## WHAT YOU WILL DO
Would you copy out the whole listing exactly as given?

-- START MATERIALS PROVIDED --

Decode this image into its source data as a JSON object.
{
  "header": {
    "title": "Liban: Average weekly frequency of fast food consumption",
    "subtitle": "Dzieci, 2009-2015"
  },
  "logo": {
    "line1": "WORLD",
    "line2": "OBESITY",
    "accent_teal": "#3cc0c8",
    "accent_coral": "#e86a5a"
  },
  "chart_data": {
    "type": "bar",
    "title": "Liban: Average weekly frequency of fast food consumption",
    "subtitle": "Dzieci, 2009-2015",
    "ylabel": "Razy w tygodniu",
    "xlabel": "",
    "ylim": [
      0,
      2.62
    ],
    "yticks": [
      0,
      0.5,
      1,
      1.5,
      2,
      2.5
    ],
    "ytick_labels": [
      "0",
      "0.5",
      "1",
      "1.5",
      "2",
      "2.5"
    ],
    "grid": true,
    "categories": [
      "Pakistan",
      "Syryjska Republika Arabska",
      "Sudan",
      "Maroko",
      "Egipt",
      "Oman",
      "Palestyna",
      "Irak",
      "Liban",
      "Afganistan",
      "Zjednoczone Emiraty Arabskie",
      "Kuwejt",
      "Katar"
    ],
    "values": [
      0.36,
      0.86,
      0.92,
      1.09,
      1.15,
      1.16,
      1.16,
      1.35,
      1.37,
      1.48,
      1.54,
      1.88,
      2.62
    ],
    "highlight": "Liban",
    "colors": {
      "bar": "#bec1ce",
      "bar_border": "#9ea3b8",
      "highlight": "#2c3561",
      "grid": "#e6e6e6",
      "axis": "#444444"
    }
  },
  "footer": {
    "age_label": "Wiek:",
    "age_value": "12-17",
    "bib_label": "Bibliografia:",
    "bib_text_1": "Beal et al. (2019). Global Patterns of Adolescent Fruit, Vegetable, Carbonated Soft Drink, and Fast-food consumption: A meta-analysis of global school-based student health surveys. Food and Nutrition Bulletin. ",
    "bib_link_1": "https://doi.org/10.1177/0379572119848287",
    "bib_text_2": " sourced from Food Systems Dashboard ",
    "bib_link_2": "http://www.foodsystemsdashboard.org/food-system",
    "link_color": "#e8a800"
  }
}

-- END MATERIALS PROVIDED --

## EXERCISE SOLUTION
Decode this image into its source data as a JSON object.
{
  "header": {
    "title": "Liban: Average weekly frequency of fast food consumption",
    "subtitle": "Dzieci, 2009-2015"
  },
  "logo": {
    "line1": "WORLD",
    "line2": "OBESITY",
    "accent_teal": "#3cc0c8",
    "accent_coral": "#e86a5a"
  },
  "chart_data": {
    "type": "bar",
    "title": "Liban: Average weekly frequency of fast food consumption",
    "subtitle": "Dzieci, 2009-2015",
    "ylabel": "Razy w tygodniu",
    "xlabel": "",
    "ylim": [
      0,
      2.62
    ],
    "yticks": [
      0,
      0.5,
      1,
      1.5,
      2,
      2.5
    ],
    "ytick_labels": [
      "0",
      "0.5",
      "1",
      "1.5",
      "2",
      "2.5"
    ],
    "grid": true,
    "categories": [
      "Pakistan",
      "Syryjska Republika Arabska",
      "Sudan",
      "Maroko",
      "Egipt",
      "Oman",
      "Palestyna",
      "Irak",
      "Liban",
      "Afganistan",
      "Zjednoczone Emiraty Arabskie",
      "Kuwejt",
      "Katar"
    ],
    "values": [
      0.36,
      0.86,
      0.92,
      1.09,
      1.15,
      1.16,
      1.16,
      1.35,
      1.37,
      1.48,
      1.54,
      1.88,
      2.62
    ],
    "highlight": "Liban",
    "colors": {
      "bar": "#bec1ce",
      "bar_border": "#9ea3b8",
      "highlight": "#2c3561",
      "grid": "#e6e6e6",
      "axis": "#444444"
    }
  },
  "footer": {
    "age_label": "Wiek:",
    "age_value": "12-17",
    "bib_label": "Bibliografia:",
    "bib_text_1": "Beal et al. (2019). Global Patterns of Adolescent Fruit, Vegetable, Carbonated Soft Drink, and Fast-food consumption: A meta-analysis of global school-based student health surveys. Food and Nutrition Bulletin. ",
    "bib_link_1": "https://doi.org/10.1177/0379572119848287",
    "bib_text_2": " sourced from Food Systems Dashboard ",
    "bib_link_2": "http://www.foodsystemsdashboard.org/food-system",
    "link_color": "#e8a800"
  }
}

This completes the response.